Write out the material again exactly, please, and omit the pictures.

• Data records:
# # # # #

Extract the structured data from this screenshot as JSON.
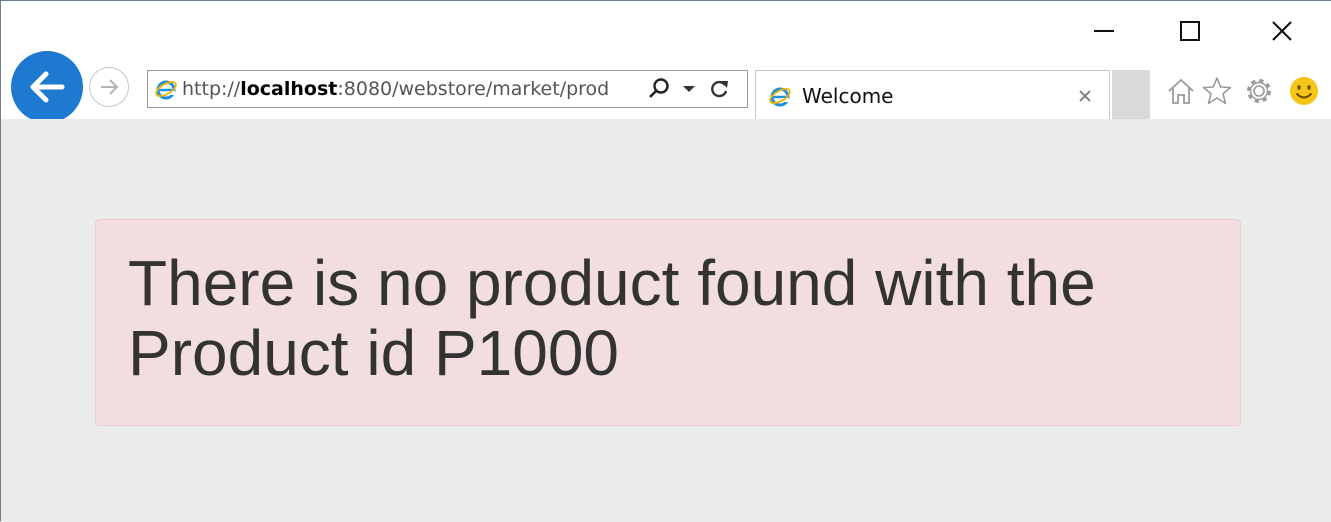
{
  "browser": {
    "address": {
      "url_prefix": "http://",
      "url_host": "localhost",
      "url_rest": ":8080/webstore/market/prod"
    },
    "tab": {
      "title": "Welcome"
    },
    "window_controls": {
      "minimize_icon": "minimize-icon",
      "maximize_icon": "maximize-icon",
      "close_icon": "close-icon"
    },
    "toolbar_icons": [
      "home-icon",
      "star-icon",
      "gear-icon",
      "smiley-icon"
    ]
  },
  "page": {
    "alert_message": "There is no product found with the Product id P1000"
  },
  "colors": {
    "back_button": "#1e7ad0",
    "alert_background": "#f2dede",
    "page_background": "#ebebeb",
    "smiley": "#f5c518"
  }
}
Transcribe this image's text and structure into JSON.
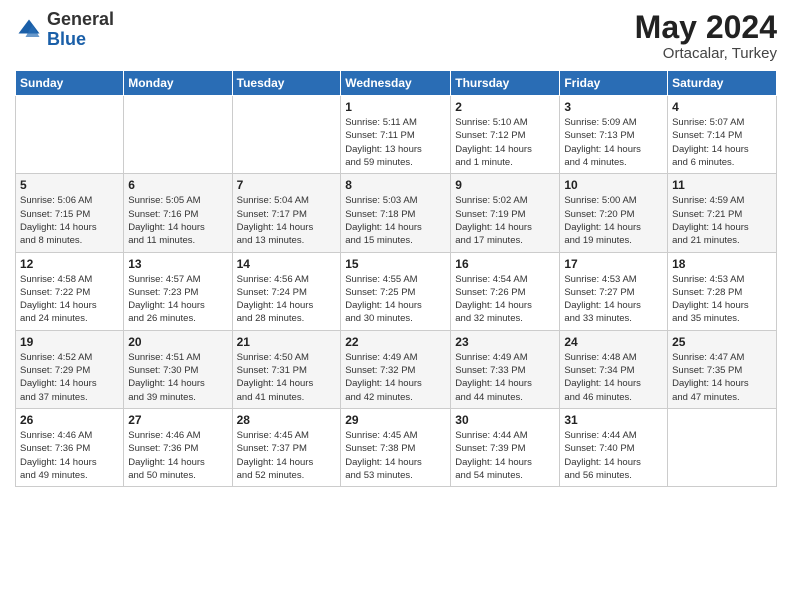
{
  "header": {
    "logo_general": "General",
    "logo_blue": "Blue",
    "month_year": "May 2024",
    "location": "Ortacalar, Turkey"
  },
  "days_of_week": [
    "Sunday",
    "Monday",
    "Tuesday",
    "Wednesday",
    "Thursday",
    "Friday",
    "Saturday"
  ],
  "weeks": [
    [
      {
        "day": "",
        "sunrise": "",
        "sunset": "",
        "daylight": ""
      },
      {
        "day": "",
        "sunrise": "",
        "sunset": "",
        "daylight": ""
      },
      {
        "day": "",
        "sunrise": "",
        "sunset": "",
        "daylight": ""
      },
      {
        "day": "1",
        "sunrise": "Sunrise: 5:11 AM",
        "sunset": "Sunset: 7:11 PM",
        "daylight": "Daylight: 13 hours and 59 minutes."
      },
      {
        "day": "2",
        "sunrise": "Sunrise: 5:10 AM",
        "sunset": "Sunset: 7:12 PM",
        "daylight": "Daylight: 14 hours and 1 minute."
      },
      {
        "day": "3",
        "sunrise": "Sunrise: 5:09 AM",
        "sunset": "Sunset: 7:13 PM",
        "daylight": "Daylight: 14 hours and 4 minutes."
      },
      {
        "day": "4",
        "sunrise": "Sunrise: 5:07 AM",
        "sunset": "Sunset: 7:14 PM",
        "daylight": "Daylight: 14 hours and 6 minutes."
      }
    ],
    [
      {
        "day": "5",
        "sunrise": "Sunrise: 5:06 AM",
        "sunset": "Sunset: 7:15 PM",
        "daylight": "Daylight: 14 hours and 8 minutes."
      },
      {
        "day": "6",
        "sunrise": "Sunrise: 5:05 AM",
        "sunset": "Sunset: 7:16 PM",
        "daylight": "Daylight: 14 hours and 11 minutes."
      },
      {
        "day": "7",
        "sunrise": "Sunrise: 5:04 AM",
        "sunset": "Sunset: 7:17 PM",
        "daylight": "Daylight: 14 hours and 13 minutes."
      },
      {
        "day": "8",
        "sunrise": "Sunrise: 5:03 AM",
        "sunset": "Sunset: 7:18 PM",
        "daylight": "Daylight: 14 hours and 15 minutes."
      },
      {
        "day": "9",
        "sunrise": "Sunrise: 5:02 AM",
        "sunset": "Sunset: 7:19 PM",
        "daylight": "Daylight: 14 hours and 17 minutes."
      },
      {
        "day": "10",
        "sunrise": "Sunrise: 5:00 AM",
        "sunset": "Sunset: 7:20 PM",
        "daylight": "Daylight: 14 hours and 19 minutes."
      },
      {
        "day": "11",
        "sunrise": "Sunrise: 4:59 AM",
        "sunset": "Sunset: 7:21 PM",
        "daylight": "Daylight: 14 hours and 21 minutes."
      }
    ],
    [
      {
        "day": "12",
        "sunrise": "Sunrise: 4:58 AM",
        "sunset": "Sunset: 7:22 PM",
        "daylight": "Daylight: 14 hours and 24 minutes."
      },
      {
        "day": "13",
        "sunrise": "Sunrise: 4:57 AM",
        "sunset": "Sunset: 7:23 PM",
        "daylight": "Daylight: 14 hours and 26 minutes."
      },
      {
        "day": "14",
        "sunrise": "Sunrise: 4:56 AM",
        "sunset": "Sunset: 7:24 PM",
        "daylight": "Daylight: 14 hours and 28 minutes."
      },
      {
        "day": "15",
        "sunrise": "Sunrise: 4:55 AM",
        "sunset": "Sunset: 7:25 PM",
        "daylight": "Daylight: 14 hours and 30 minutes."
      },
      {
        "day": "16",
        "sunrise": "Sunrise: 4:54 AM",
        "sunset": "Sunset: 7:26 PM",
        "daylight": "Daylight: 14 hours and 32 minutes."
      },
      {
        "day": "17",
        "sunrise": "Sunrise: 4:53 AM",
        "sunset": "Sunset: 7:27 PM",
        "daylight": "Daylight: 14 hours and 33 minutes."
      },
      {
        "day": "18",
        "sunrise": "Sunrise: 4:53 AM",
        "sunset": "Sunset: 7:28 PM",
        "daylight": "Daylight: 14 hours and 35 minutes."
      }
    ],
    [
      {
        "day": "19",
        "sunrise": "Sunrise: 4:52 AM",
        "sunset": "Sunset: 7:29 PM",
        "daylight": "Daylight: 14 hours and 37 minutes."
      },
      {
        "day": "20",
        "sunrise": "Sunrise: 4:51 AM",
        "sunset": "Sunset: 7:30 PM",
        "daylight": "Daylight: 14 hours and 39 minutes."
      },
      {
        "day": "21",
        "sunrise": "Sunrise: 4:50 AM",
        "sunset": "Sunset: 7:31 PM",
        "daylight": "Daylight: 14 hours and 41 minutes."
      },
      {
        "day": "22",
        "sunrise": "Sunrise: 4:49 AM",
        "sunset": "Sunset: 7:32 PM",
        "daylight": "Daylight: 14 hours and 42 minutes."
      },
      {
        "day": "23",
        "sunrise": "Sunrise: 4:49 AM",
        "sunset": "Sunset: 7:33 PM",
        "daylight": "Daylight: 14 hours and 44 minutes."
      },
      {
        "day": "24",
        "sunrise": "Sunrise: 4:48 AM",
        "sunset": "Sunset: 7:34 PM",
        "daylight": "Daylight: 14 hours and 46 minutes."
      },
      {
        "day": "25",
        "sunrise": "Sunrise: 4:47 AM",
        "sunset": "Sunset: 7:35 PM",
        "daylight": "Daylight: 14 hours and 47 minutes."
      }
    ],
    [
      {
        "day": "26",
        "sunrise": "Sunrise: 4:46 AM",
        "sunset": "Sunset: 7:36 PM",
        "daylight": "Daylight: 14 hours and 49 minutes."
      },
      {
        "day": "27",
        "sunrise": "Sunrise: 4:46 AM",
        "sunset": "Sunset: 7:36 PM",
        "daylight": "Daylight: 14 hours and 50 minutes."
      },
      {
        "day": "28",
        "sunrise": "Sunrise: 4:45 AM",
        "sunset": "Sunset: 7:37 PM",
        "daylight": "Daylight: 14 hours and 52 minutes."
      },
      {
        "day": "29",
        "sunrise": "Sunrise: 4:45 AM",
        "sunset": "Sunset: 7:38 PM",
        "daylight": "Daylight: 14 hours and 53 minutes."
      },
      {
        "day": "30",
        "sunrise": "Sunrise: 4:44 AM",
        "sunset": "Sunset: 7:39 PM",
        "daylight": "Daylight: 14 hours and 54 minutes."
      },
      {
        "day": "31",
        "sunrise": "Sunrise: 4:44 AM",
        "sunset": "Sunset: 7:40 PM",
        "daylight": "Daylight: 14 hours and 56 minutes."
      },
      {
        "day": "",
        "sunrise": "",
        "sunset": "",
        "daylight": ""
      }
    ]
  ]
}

# # # # #

• TASK ANSWER:
Extract the structured data from this screenshot as JSON.
{
  "browser": {
    "address": {
      "url_prefix": "http://",
      "url_host": "localhost",
      "url_rest": ":8080/webstore/market/prod"
    },
    "tab": {
      "title": "Welcome"
    },
    "window_controls": {
      "minimize_icon": "minimize-icon",
      "maximize_icon": "maximize-icon",
      "close_icon": "close-icon"
    },
    "toolbar_icons": [
      "home-icon",
      "star-icon",
      "gear-icon",
      "smiley-icon"
    ]
  },
  "page": {
    "alert_message": "There is no product found with the Product id P1000"
  },
  "colors": {
    "back_button": "#1e7ad0",
    "alert_background": "#f2dede",
    "page_background": "#ebebeb",
    "smiley": "#f5c518"
  }
}
Transcribe this image's text and structure into JSON.
{
  "header": {
    "logo_general": "General",
    "logo_blue": "Blue",
    "month_year": "May 2024",
    "location": "Ortacalar, Turkey"
  },
  "days_of_week": [
    "Sunday",
    "Monday",
    "Tuesday",
    "Wednesday",
    "Thursday",
    "Friday",
    "Saturday"
  ],
  "weeks": [
    [
      {
        "day": "",
        "sunrise": "",
        "sunset": "",
        "daylight": ""
      },
      {
        "day": "",
        "sunrise": "",
        "sunset": "",
        "daylight": ""
      },
      {
        "day": "",
        "sunrise": "",
        "sunset": "",
        "daylight": ""
      },
      {
        "day": "1",
        "sunrise": "Sunrise: 5:11 AM",
        "sunset": "Sunset: 7:11 PM",
        "daylight": "Daylight: 13 hours and 59 minutes."
      },
      {
        "day": "2",
        "sunrise": "Sunrise: 5:10 AM",
        "sunset": "Sunset: 7:12 PM",
        "daylight": "Daylight: 14 hours and 1 minute."
      },
      {
        "day": "3",
        "sunrise": "Sunrise: 5:09 AM",
        "sunset": "Sunset: 7:13 PM",
        "daylight": "Daylight: 14 hours and 4 minutes."
      },
      {
        "day": "4",
        "sunrise": "Sunrise: 5:07 AM",
        "sunset": "Sunset: 7:14 PM",
        "daylight": "Daylight: 14 hours and 6 minutes."
      }
    ],
    [
      {
        "day": "5",
        "sunrise": "Sunrise: 5:06 AM",
        "sunset": "Sunset: 7:15 PM",
        "daylight": "Daylight: 14 hours and 8 minutes."
      },
      {
        "day": "6",
        "sunrise": "Sunrise: 5:05 AM",
        "sunset": "Sunset: 7:16 PM",
        "daylight": "Daylight: 14 hours and 11 minutes."
      },
      {
        "day": "7",
        "sunrise": "Sunrise: 5:04 AM",
        "sunset": "Sunset: 7:17 PM",
        "daylight": "Daylight: 14 hours and 13 minutes."
      },
      {
        "day": "8",
        "sunrise": "Sunrise: 5:03 AM",
        "sunset": "Sunset: 7:18 PM",
        "daylight": "Daylight: 14 hours and 15 minutes."
      },
      {
        "day": "9",
        "sunrise": "Sunrise: 5:02 AM",
        "sunset": "Sunset: 7:19 PM",
        "daylight": "Daylight: 14 hours and 17 minutes."
      },
      {
        "day": "10",
        "sunrise": "Sunrise: 5:00 AM",
        "sunset": "Sunset: 7:20 PM",
        "daylight": "Daylight: 14 hours and 19 minutes."
      },
      {
        "day": "11",
        "sunrise": "Sunrise: 4:59 AM",
        "sunset": "Sunset: 7:21 PM",
        "daylight": "Daylight: 14 hours and 21 minutes."
      }
    ],
    [
      {
        "day": "12",
        "sunrise": "Sunrise: 4:58 AM",
        "sunset": "Sunset: 7:22 PM",
        "daylight": "Daylight: 14 hours and 24 minutes."
      },
      {
        "day": "13",
        "sunrise": "Sunrise: 4:57 AM",
        "sunset": "Sunset: 7:23 PM",
        "daylight": "Daylight: 14 hours and 26 minutes."
      },
      {
        "day": "14",
        "sunrise": "Sunrise: 4:56 AM",
        "sunset": "Sunset: 7:24 PM",
        "daylight": "Daylight: 14 hours and 28 minutes."
      },
      {
        "day": "15",
        "sunrise": "Sunrise: 4:55 AM",
        "sunset": "Sunset: 7:25 PM",
        "daylight": "Daylight: 14 hours and 30 minutes."
      },
      {
        "day": "16",
        "sunrise": "Sunrise: 4:54 AM",
        "sunset": "Sunset: 7:26 PM",
        "daylight": "Daylight: 14 hours and 32 minutes."
      },
      {
        "day": "17",
        "sunrise": "Sunrise: 4:53 AM",
        "sunset": "Sunset: 7:27 PM",
        "daylight": "Daylight: 14 hours and 33 minutes."
      },
      {
        "day": "18",
        "sunrise": "Sunrise: 4:53 AM",
        "sunset": "Sunset: 7:28 PM",
        "daylight": "Daylight: 14 hours and 35 minutes."
      }
    ],
    [
      {
        "day": "19",
        "sunrise": "Sunrise: 4:52 AM",
        "sunset": "Sunset: 7:29 PM",
        "daylight": "Daylight: 14 hours and 37 minutes."
      },
      {
        "day": "20",
        "sunrise": "Sunrise: 4:51 AM",
        "sunset": "Sunset: 7:30 PM",
        "daylight": "Daylight: 14 hours and 39 minutes."
      },
      {
        "day": "21",
        "sunrise": "Sunrise: 4:50 AM",
        "sunset": "Sunset: 7:31 PM",
        "daylight": "Daylight: 14 hours and 41 minutes."
      },
      {
        "day": "22",
        "sunrise": "Sunrise: 4:49 AM",
        "sunset": "Sunset: 7:32 PM",
        "daylight": "Daylight: 14 hours and 42 minutes."
      },
      {
        "day": "23",
        "sunrise": "Sunrise: 4:49 AM",
        "sunset": "Sunset: 7:33 PM",
        "daylight": "Daylight: 14 hours and 44 minutes."
      },
      {
        "day": "24",
        "sunrise": "Sunrise: 4:48 AM",
        "sunset": "Sunset: 7:34 PM",
        "daylight": "Daylight: 14 hours and 46 minutes."
      },
      {
        "day": "25",
        "sunrise": "Sunrise: 4:47 AM",
        "sunset": "Sunset: 7:35 PM",
        "daylight": "Daylight: 14 hours and 47 minutes."
      }
    ],
    [
      {
        "day": "26",
        "sunrise": "Sunrise: 4:46 AM",
        "sunset": "Sunset: 7:36 PM",
        "daylight": "Daylight: 14 hours and 49 minutes."
      },
      {
        "day": "27",
        "sunrise": "Sunrise: 4:46 AM",
        "sunset": "Sunset: 7:36 PM",
        "daylight": "Daylight: 14 hours and 50 minutes."
      },
      {
        "day": "28",
        "sunrise": "Sunrise: 4:45 AM",
        "sunset": "Sunset: 7:37 PM",
        "daylight": "Daylight: 14 hours and 52 minutes."
      },
      {
        "day": "29",
        "sunrise": "Sunrise: 4:45 AM",
        "sunset": "Sunset: 7:38 PM",
        "daylight": "Daylight: 14 hours and 53 minutes."
      },
      {
        "day": "30",
        "sunrise": "Sunrise: 4:44 AM",
        "sunset": "Sunset: 7:39 PM",
        "daylight": "Daylight: 14 hours and 54 minutes."
      },
      {
        "day": "31",
        "sunrise": "Sunrise: 4:44 AM",
        "sunset": "Sunset: 7:40 PM",
        "daylight": "Daylight: 14 hours and 56 minutes."
      },
      {
        "day": "",
        "sunrise": "",
        "sunset": "",
        "daylight": ""
      }
    ]
  ]
}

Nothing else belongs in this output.